Directions ->
Go through the entries one line at a time, and gather every line that has the word "obrotów".

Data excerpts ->

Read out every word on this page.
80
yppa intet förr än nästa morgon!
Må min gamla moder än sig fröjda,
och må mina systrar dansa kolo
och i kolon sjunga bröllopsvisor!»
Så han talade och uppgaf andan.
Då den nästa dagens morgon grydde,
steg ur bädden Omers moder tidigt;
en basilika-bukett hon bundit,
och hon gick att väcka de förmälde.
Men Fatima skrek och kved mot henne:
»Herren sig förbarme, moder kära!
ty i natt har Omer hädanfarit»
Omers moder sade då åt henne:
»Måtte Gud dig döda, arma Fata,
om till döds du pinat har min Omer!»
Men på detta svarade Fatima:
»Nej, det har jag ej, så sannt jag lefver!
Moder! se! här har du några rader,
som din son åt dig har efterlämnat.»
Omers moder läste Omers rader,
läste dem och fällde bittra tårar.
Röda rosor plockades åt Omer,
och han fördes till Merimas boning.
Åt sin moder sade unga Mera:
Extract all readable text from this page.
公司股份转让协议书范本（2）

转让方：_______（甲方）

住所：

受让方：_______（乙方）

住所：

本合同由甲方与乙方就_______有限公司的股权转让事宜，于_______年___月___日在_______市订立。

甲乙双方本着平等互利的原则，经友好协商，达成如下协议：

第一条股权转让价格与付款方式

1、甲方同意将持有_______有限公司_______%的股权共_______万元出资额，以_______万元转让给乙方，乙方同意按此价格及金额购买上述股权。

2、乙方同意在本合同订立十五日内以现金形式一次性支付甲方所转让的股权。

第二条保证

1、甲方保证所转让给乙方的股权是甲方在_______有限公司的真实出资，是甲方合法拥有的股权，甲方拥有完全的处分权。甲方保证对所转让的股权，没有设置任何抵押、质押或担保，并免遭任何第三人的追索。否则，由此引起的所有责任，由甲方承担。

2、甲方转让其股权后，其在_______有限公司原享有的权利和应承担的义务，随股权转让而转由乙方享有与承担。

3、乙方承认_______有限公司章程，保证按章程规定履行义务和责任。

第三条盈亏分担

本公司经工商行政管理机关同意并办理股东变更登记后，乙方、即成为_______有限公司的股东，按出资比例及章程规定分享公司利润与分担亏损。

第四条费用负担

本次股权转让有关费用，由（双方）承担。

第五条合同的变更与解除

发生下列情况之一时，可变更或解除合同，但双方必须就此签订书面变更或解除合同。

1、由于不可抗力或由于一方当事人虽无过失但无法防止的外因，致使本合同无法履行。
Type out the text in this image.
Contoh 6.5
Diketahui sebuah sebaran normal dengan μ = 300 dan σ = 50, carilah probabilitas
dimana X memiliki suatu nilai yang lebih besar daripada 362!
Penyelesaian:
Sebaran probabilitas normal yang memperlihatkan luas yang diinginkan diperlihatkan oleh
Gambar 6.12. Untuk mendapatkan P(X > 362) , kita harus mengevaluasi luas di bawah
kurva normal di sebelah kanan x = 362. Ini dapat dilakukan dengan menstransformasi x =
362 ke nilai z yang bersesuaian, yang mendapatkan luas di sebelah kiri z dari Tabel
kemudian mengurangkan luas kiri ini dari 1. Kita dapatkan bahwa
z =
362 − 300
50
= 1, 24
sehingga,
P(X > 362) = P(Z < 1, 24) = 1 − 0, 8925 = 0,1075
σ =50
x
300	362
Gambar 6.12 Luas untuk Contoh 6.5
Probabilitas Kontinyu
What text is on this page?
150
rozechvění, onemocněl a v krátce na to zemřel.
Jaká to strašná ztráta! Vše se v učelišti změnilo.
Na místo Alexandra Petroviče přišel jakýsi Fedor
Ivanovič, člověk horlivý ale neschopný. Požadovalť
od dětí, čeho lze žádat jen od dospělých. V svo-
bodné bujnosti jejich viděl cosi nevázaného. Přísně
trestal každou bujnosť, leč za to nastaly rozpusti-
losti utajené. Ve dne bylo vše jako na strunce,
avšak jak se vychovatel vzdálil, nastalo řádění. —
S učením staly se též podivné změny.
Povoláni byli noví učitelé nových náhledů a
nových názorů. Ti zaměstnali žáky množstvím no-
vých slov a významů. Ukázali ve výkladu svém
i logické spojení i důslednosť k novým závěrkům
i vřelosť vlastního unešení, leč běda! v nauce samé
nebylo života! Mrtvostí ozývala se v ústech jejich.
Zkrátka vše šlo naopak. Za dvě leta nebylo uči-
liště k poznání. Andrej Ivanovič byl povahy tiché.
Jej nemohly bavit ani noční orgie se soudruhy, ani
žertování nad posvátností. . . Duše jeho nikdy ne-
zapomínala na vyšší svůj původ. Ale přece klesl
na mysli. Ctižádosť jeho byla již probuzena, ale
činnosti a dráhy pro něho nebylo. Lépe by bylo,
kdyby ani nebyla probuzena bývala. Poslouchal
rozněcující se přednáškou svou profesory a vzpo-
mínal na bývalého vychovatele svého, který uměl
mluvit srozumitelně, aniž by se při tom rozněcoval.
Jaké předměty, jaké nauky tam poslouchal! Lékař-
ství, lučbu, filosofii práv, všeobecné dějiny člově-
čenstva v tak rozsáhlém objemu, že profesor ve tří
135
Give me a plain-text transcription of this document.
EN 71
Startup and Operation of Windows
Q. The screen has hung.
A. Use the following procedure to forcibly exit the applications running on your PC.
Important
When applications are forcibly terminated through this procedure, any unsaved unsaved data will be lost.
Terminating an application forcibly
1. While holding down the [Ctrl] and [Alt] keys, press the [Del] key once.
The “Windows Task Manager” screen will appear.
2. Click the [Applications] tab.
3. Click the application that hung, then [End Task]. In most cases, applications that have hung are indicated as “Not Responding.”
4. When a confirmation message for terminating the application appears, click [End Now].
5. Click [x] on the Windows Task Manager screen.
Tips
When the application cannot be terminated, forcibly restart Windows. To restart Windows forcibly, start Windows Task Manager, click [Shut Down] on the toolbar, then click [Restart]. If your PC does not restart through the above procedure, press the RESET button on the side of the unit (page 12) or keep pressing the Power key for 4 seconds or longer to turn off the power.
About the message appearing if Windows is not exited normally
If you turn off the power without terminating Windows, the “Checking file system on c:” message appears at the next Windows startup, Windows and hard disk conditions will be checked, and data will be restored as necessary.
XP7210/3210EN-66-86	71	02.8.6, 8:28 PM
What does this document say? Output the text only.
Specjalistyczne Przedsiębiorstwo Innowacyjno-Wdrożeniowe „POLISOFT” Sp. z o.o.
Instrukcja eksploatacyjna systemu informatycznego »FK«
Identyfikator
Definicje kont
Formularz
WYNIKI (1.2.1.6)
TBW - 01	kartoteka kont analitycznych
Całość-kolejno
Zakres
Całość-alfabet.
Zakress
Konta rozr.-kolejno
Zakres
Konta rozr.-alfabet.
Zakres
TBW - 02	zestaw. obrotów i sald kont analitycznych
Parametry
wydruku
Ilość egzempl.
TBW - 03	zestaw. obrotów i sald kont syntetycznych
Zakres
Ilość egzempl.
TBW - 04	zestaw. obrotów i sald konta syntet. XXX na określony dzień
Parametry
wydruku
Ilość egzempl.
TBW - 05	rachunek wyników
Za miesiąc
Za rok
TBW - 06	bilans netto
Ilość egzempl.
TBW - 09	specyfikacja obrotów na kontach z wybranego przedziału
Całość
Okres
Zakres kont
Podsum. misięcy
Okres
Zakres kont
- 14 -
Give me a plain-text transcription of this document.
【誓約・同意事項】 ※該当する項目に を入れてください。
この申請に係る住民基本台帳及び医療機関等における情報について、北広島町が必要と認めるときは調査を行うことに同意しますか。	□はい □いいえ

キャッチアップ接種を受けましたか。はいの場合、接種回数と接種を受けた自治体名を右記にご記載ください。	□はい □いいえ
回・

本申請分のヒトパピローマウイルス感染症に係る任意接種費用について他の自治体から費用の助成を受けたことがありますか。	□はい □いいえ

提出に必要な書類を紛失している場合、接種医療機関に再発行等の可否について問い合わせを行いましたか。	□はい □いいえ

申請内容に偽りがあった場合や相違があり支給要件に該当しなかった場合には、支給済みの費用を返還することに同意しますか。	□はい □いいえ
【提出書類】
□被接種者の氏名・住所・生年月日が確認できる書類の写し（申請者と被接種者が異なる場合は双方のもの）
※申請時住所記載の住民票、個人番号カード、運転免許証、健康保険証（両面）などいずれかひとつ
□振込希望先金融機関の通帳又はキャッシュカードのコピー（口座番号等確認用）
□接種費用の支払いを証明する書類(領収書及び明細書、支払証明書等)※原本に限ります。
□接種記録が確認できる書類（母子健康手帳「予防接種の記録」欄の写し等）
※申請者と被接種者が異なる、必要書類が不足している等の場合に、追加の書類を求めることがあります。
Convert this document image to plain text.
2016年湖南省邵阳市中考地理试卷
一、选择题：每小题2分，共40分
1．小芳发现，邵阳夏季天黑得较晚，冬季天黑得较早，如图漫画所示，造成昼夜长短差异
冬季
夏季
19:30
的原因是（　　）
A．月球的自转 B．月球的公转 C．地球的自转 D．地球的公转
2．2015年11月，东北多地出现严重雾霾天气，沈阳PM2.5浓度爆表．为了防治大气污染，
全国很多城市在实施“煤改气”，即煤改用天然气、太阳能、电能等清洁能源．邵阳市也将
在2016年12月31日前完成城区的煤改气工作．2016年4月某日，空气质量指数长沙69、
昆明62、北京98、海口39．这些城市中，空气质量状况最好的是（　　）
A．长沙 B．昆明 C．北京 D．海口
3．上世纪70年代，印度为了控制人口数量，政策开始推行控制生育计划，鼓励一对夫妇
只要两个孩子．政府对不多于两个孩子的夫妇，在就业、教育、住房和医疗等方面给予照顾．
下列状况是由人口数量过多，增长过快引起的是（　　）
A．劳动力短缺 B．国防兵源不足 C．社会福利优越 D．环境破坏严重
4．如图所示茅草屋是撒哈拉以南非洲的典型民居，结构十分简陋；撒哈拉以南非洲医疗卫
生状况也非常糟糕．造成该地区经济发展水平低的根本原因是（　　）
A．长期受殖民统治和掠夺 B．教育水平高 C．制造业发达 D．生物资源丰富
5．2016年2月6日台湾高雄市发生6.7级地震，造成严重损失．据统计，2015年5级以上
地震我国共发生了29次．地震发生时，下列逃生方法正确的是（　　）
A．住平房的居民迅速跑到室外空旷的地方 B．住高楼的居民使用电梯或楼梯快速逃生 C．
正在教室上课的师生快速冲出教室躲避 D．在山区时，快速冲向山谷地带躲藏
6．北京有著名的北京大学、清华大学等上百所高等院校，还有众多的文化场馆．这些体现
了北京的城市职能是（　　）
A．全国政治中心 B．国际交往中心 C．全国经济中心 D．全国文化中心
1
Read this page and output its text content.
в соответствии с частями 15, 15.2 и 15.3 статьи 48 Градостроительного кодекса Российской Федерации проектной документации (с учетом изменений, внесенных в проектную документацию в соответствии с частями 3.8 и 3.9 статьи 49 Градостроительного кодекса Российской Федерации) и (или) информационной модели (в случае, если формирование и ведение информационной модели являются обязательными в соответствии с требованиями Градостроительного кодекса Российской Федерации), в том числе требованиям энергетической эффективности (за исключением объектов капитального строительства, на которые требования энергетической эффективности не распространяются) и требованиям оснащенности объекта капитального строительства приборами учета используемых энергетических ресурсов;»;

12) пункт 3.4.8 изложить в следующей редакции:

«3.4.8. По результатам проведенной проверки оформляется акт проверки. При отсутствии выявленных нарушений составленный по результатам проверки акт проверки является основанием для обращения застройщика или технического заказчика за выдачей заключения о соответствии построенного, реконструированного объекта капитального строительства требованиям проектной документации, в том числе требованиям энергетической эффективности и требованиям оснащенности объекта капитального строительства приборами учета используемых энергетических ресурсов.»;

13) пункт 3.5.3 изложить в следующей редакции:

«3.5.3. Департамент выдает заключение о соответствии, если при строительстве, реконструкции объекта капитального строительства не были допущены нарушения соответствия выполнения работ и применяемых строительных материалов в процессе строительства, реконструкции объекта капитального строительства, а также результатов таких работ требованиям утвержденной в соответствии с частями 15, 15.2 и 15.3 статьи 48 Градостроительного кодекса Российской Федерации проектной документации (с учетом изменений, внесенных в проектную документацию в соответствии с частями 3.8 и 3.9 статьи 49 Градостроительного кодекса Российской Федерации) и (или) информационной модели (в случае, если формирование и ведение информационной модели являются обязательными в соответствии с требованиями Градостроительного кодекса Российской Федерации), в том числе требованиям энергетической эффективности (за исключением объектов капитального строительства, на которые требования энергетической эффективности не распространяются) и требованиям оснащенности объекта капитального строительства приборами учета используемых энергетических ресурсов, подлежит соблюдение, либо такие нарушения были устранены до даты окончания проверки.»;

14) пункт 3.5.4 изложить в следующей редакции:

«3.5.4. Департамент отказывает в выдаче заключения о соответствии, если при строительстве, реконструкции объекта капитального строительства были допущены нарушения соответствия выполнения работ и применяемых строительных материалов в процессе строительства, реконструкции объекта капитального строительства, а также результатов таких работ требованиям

Response below ->
TBW - 02	zestaw. obrotów i sald kont analitycznych
TBW - 03	zestaw. obrotów i sald kont syntetycznych
TBW - 04	zestaw. obrotów i sald konta syntet. XXX na określony dzień
TBW - 09	specyfikacja obrotów na kontach z wybranego przedziału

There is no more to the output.